Material for this exercise:
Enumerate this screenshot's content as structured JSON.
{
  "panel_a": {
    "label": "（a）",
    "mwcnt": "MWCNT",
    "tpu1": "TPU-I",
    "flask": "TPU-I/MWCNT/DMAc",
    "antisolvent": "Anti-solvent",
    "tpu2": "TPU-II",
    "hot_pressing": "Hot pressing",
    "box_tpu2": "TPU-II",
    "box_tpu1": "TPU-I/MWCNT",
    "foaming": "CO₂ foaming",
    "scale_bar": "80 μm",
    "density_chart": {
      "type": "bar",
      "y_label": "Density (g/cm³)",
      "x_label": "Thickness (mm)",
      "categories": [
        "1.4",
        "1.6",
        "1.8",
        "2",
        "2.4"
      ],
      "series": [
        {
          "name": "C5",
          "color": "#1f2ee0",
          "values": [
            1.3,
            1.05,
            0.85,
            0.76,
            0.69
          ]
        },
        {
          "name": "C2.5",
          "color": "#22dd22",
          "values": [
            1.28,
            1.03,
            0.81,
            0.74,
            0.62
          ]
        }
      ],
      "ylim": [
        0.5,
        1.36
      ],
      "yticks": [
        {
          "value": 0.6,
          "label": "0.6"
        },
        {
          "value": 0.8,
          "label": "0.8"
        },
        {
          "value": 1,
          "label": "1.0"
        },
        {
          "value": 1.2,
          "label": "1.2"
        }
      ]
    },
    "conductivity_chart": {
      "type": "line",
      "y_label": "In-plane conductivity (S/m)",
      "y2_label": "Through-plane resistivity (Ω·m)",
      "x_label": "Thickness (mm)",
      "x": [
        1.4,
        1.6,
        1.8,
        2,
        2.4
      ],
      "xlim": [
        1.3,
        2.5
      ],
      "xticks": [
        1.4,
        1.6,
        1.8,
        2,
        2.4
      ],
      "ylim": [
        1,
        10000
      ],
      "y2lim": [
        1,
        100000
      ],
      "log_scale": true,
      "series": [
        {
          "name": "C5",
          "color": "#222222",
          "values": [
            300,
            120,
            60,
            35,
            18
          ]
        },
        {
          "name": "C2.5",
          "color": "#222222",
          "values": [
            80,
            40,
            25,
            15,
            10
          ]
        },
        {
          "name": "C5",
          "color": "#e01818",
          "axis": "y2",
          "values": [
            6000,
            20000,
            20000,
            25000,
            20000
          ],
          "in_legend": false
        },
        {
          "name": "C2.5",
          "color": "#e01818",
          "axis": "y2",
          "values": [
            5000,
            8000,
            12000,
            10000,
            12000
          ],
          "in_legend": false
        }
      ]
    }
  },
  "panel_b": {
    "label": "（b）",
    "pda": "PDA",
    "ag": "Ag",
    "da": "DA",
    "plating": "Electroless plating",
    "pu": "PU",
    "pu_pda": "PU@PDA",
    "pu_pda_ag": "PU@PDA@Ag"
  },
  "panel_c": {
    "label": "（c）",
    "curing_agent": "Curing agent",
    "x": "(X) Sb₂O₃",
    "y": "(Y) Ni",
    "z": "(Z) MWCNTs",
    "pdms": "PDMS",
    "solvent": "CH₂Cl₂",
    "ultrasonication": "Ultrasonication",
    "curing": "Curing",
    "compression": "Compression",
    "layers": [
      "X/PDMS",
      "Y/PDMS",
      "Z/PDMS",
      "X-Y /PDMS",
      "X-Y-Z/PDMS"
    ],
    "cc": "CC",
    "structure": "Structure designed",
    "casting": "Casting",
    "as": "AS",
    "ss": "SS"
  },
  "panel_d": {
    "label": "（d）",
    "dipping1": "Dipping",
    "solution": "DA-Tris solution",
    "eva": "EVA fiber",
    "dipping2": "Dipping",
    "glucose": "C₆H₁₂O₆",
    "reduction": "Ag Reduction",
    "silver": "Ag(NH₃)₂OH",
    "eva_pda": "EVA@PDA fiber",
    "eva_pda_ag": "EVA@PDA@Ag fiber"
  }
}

---

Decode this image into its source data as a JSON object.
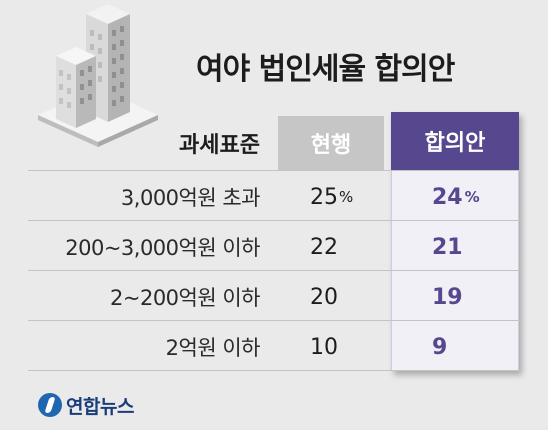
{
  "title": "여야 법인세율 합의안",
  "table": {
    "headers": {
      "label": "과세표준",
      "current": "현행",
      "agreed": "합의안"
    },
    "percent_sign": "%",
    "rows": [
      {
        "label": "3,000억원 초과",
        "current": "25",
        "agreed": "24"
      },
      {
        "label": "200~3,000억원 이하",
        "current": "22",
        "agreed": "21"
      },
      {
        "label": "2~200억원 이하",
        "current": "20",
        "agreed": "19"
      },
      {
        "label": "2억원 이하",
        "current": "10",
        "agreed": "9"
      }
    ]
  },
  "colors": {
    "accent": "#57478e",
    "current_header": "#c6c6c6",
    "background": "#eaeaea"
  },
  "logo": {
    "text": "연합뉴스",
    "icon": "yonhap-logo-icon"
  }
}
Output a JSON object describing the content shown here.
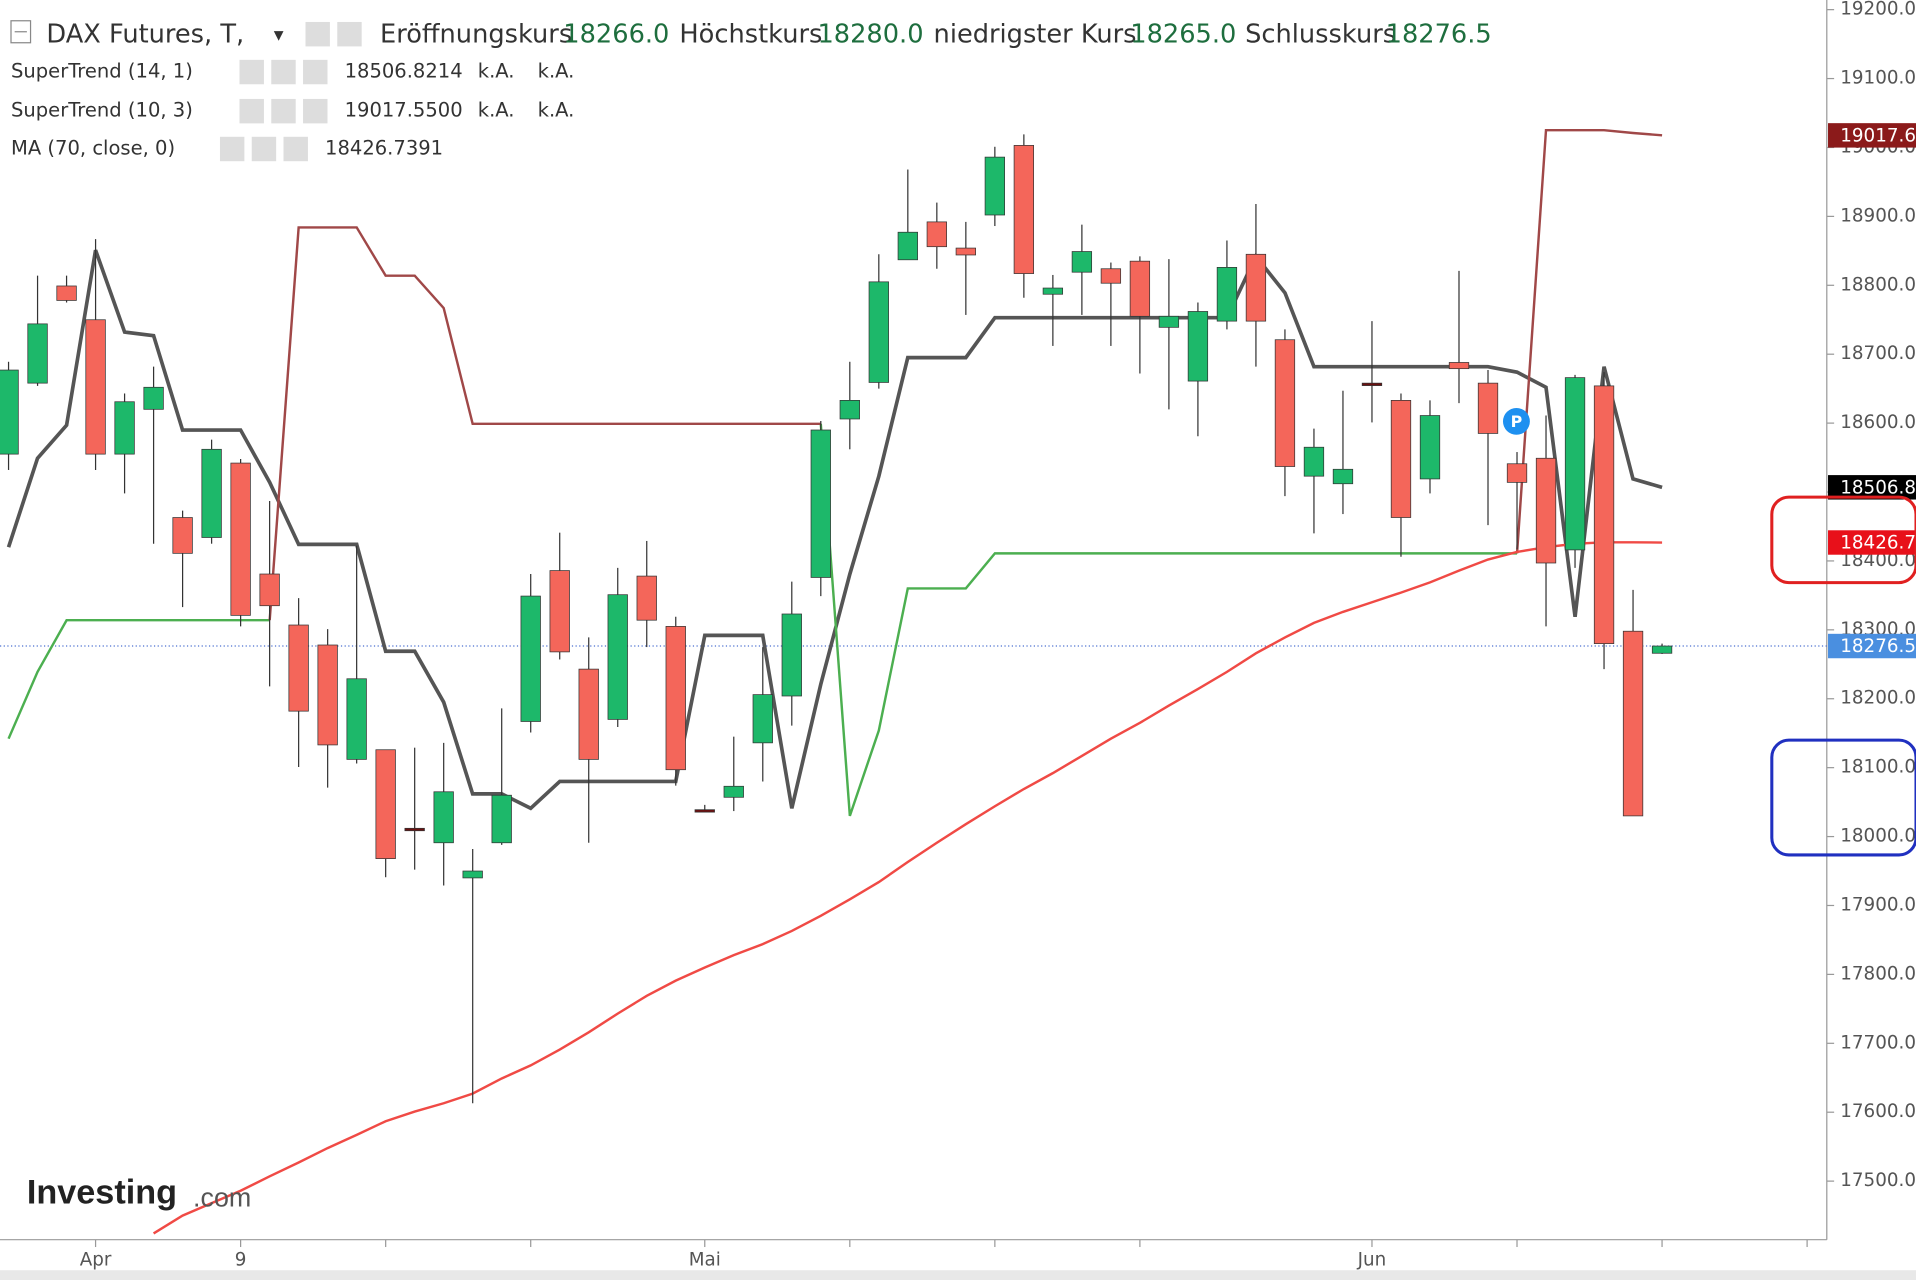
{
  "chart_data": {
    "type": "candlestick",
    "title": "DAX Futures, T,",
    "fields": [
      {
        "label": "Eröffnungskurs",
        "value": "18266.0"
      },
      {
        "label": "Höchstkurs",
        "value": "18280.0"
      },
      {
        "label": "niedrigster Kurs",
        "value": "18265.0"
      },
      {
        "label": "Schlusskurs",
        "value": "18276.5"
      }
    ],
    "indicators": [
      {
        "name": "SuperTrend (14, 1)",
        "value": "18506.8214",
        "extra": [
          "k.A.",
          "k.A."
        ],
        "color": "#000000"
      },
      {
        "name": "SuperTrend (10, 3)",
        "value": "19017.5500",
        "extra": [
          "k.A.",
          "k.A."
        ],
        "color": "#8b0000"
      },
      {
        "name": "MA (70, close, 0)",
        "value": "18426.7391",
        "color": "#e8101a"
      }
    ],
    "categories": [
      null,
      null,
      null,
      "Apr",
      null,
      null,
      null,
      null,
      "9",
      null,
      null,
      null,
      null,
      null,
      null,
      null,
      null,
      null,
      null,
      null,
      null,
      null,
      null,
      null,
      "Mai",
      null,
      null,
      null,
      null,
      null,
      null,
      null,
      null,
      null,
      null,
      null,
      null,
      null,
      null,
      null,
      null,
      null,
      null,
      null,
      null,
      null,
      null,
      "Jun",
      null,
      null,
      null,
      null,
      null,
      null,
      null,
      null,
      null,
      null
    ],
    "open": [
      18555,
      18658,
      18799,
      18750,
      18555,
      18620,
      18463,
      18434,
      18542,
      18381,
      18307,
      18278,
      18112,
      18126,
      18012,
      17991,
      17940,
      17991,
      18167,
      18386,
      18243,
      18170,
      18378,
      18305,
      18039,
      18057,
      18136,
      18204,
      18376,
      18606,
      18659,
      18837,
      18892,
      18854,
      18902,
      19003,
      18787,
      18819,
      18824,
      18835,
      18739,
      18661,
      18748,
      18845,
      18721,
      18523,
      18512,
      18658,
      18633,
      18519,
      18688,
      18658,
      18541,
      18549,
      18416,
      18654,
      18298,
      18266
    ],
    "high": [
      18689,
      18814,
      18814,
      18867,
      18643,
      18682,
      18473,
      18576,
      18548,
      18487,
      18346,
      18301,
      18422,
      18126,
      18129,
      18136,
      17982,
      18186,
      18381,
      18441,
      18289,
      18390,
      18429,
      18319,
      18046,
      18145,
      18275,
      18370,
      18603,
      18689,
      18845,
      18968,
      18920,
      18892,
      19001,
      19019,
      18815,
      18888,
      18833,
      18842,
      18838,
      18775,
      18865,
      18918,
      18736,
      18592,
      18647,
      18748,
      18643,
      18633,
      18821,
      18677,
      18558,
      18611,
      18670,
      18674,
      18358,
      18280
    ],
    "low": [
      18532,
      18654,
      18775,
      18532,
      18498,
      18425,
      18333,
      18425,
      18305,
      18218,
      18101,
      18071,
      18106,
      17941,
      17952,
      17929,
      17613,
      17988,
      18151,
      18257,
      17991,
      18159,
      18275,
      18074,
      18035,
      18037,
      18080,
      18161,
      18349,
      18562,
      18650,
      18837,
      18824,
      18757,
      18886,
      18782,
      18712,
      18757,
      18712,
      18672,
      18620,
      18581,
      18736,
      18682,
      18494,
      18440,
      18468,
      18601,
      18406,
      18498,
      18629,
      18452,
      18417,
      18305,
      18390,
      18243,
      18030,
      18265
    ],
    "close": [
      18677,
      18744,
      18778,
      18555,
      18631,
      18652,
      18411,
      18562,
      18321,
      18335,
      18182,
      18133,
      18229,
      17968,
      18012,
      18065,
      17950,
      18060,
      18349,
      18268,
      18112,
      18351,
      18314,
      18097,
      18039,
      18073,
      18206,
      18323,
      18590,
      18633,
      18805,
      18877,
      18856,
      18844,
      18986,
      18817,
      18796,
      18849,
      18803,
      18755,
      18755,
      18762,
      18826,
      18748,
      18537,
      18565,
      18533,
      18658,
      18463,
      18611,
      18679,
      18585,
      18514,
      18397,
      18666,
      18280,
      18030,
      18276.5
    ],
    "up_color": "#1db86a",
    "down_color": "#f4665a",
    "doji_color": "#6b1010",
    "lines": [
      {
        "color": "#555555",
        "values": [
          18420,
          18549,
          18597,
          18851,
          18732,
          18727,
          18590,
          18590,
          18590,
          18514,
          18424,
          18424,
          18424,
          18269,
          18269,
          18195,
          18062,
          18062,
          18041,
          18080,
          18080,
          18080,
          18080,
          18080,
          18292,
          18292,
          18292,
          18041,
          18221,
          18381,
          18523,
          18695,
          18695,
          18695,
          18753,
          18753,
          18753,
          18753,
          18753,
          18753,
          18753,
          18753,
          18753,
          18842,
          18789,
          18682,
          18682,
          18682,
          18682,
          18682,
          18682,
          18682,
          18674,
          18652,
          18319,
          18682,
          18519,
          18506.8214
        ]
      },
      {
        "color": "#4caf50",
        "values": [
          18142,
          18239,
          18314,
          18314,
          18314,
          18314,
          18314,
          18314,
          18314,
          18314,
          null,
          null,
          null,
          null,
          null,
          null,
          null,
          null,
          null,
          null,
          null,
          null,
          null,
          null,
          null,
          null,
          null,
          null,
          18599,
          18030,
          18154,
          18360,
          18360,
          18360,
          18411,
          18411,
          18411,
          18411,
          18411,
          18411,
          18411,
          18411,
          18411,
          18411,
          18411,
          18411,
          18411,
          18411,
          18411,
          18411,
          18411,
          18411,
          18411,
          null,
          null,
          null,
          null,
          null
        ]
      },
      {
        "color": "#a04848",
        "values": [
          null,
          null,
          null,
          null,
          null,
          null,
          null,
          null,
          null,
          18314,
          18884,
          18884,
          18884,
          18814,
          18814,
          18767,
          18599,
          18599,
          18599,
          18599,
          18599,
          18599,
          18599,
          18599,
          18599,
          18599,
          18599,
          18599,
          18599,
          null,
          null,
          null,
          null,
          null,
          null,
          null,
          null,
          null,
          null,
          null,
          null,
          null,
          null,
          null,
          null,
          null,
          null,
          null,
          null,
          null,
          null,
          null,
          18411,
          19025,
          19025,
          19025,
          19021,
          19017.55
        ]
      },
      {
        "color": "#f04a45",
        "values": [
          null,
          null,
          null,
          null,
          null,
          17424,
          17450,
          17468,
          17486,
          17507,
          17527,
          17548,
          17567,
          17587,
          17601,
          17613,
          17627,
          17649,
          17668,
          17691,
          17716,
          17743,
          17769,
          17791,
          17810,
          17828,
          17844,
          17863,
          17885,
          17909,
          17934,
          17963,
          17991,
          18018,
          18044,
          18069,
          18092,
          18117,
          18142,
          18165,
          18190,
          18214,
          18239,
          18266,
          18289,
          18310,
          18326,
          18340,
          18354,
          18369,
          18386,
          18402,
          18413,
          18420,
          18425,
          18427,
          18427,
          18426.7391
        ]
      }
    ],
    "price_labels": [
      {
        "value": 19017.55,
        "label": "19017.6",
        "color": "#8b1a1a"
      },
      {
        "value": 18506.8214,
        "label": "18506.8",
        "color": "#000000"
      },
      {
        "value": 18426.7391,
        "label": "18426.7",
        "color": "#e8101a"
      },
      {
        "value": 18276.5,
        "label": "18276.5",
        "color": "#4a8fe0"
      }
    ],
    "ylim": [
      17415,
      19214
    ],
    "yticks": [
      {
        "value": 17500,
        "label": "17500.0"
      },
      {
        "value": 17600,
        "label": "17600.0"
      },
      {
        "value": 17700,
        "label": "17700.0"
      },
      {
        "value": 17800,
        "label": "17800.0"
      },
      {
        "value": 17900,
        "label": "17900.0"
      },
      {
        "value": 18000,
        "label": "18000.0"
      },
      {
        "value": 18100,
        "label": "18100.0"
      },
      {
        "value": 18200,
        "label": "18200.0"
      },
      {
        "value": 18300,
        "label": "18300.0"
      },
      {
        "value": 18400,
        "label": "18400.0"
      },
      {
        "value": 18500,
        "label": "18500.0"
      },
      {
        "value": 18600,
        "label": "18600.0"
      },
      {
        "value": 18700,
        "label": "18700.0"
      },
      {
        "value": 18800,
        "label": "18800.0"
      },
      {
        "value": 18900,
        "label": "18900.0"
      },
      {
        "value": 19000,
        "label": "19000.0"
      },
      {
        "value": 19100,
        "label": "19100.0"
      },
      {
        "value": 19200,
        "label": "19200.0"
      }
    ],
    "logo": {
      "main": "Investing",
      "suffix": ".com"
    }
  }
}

Task prompt:
Pull out every line holding "PDMS" from the records above, and copy it.

Answer to this exercise:
    "pdms": "PDMS",
      "X/PDMS",
      "Y/PDMS",
      "Z/PDMS",
      "X-Y /PDMS",
      "X-Y-Z/PDMS"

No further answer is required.